### Records
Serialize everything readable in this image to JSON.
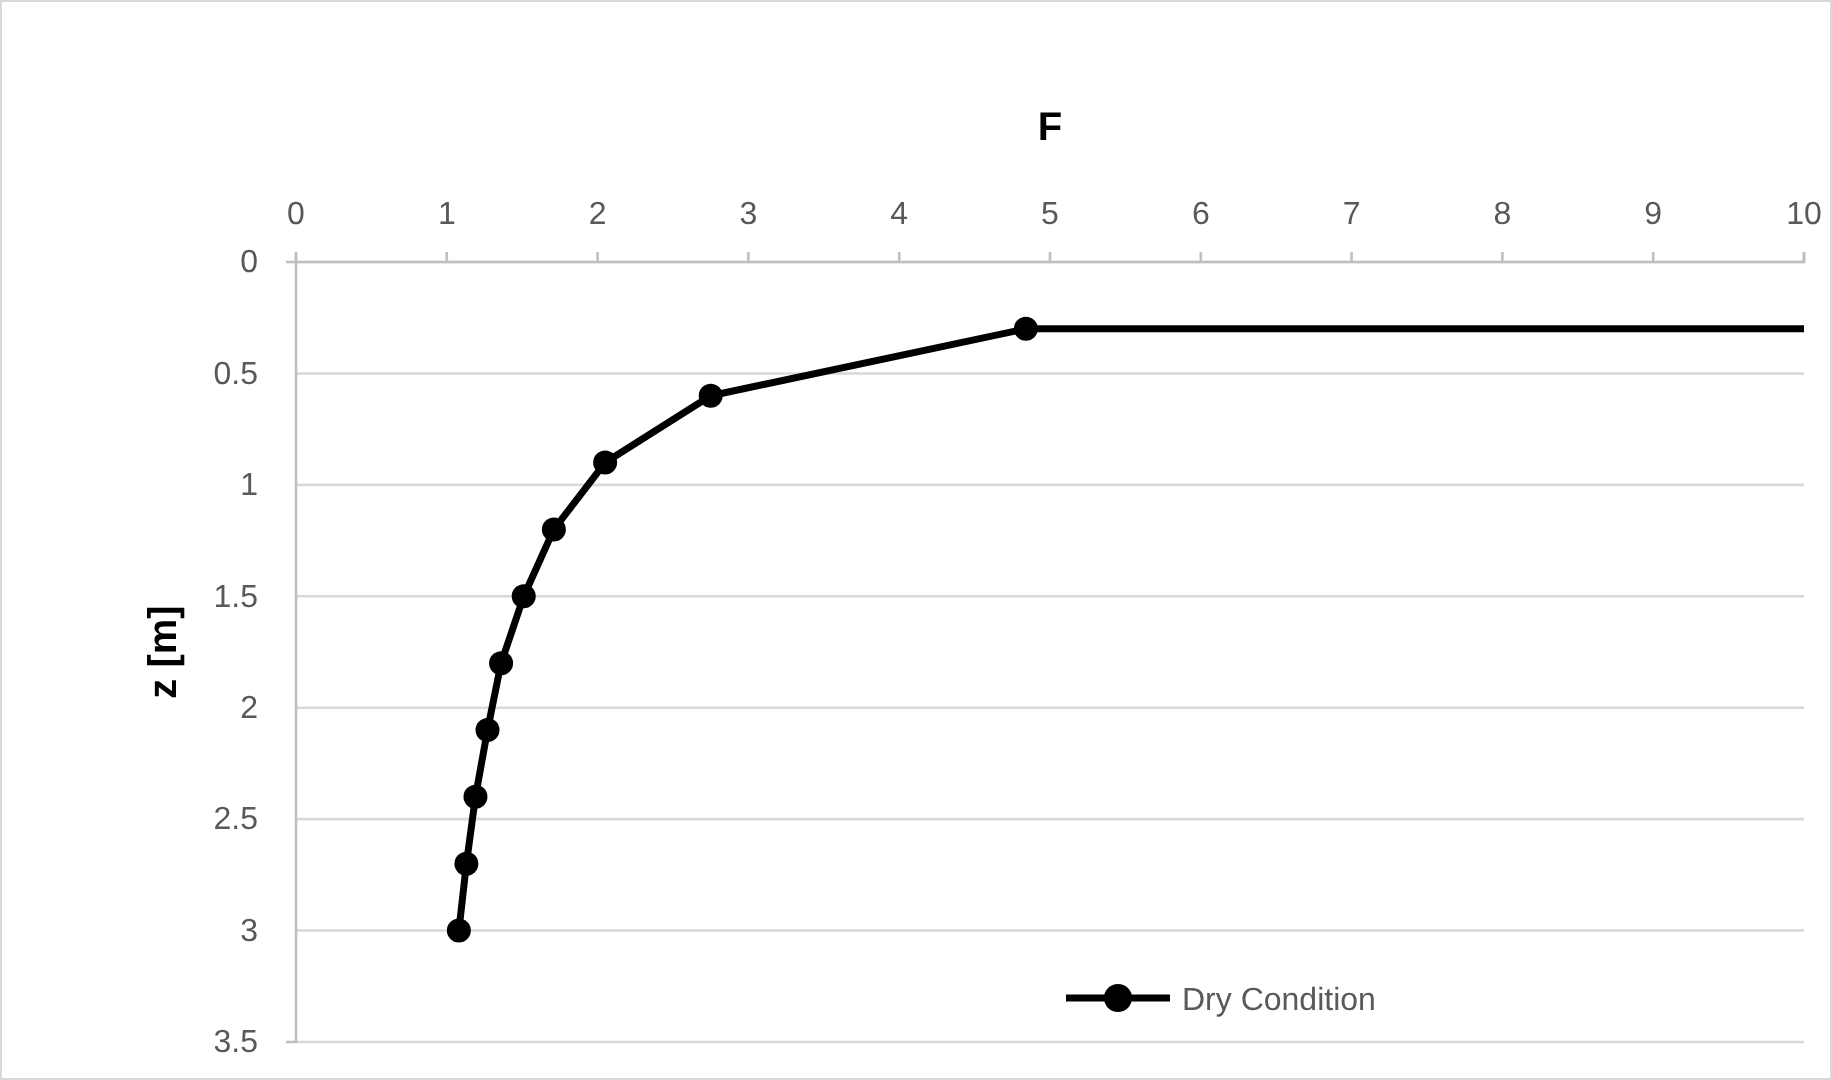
{
  "chart_data": {
    "type": "line",
    "xlabel": "F",
    "ylabel": "z [m]",
    "xlim": [
      0,
      10
    ],
    "xticks": [
      0,
      1,
      2,
      3,
      4,
      5,
      6,
      7,
      8,
      9,
      10
    ],
    "ylim": [
      3.5,
      0
    ],
    "yticks": [
      0,
      0.5,
      1,
      1.5,
      2,
      2.5,
      3,
      3.5
    ],
    "grid": "y",
    "legend": "bottom",
    "marker": "circle",
    "line_style": "solid",
    "series": [
      {
        "name": "Dry Condition",
        "color": "#000000",
        "x": [
          4.84,
          2.75,
          2.05,
          1.71,
          1.51,
          1.36,
          1.27,
          1.19,
          1.13,
          1.08
        ],
        "values": [
          0.3,
          0.6,
          0.9,
          1.2,
          1.5,
          1.8,
          2.1,
          2.4,
          2.7,
          3.0
        ]
      },
      {
        "color": "#000000",
        "marker": "none",
        "x": [
          4.84,
          10
        ],
        "values": [
          0.3,
          0.3
        ]
      }
    ]
  }
}
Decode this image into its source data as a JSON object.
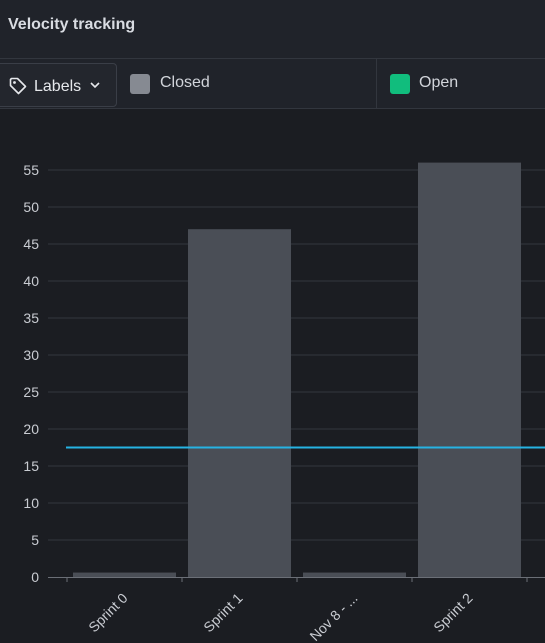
{
  "header": {
    "title": "Velocity tracking"
  },
  "toolbar": {
    "labels_button": "Labels",
    "legend": [
      {
        "name": "Closed",
        "color": "#868a92"
      },
      {
        "name": "Open",
        "color": "#11bd7d"
      }
    ]
  },
  "chart_data": {
    "type": "bar",
    "title": "Velocity tracking",
    "categories": [
      "Sprint 0",
      "Sprint 1",
      "Nov 8 - ...",
      "Sprint 2"
    ],
    "series": [
      {
        "name": "Closed",
        "values": [
          0.6,
          47,
          0.6,
          56
        ],
        "color": "#4a4e56"
      }
    ],
    "reference_line": {
      "value": 17.5,
      "color": "#26b3e3"
    },
    "ylim": [
      0,
      55
    ],
    "yticks": [
      0,
      5,
      10,
      15,
      20,
      25,
      30,
      35,
      40,
      45,
      50,
      55
    ],
    "xlabel": "",
    "ylabel": "",
    "grid": true
  }
}
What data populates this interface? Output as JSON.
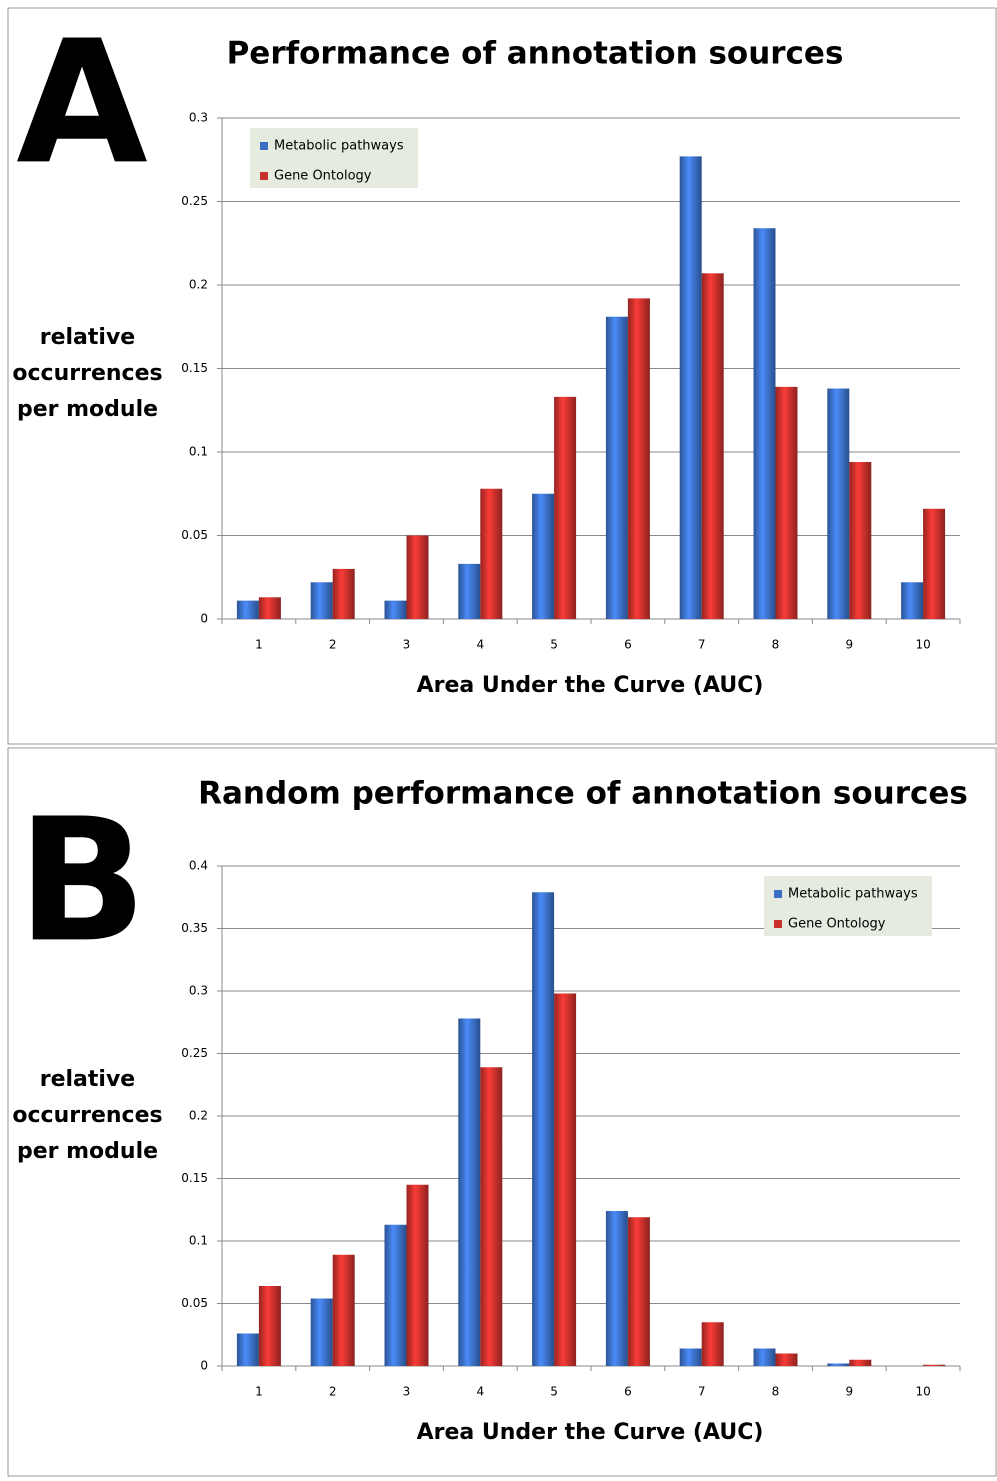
{
  "chart_data": [
    {
      "type": "bar",
      "panel_label": "A",
      "title": "Performance of annotation sources",
      "xlabel": "Area Under the Curve (AUC)",
      "ylabel": "relative occurrences per module",
      "categories": [
        "1",
        "2",
        "3",
        "4",
        "5",
        "6",
        "7",
        "8",
        "9",
        "10"
      ],
      "series": [
        {
          "name": "Metabolic pathways",
          "color": "#3b6fc6",
          "values": [
            0.011,
            0.022,
            0.011,
            0.033,
            0.075,
            0.181,
            0.277,
            0.234,
            0.138,
            0.022
          ]
        },
        {
          "name": "Gene Ontology",
          "color": "#c8302c",
          "values": [
            0.013,
            0.03,
            0.05,
            0.078,
            0.133,
            0.192,
            0.207,
            0.139,
            0.094,
            0.066
          ]
        }
      ],
      "ylim": [
        0,
        0.3
      ],
      "yticks": [
        0,
        0.05,
        0.1,
        0.15,
        0.2,
        0.25,
        0.3
      ],
      "grid": true,
      "legend": "upper left"
    },
    {
      "type": "bar",
      "panel_label": "B",
      "title": "Random performance of annotation sources",
      "xlabel": "Area Under the Curve (AUC)",
      "ylabel": "relative occurrences per module",
      "categories": [
        "1",
        "2",
        "3",
        "4",
        "5",
        "6",
        "7",
        "8",
        "9",
        "10"
      ],
      "series": [
        {
          "name": "Metabolic pathways",
          "color": "#3b6fc6",
          "values": [
            0.026,
            0.054,
            0.113,
            0.278,
            0.379,
            0.124,
            0.014,
            0.014,
            0.002,
            0
          ]
        },
        {
          "name": "Gene Ontology",
          "color": "#c8302c",
          "values": [
            0.064,
            0.089,
            0.145,
            0.239,
            0.298,
            0.119,
            0.035,
            0.01,
            0.005,
            0.001
          ]
        }
      ],
      "ylim": [
        0,
        0.4
      ],
      "yticks": [
        0,
        0.05,
        0.1,
        0.15,
        0.2,
        0.25,
        0.3,
        0.35,
        0.4
      ],
      "grid": true,
      "legend": "upper right"
    }
  ]
}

### Work to be completed
Provide the number of lines containing the string "annotation", with no other output.

### Expected output
2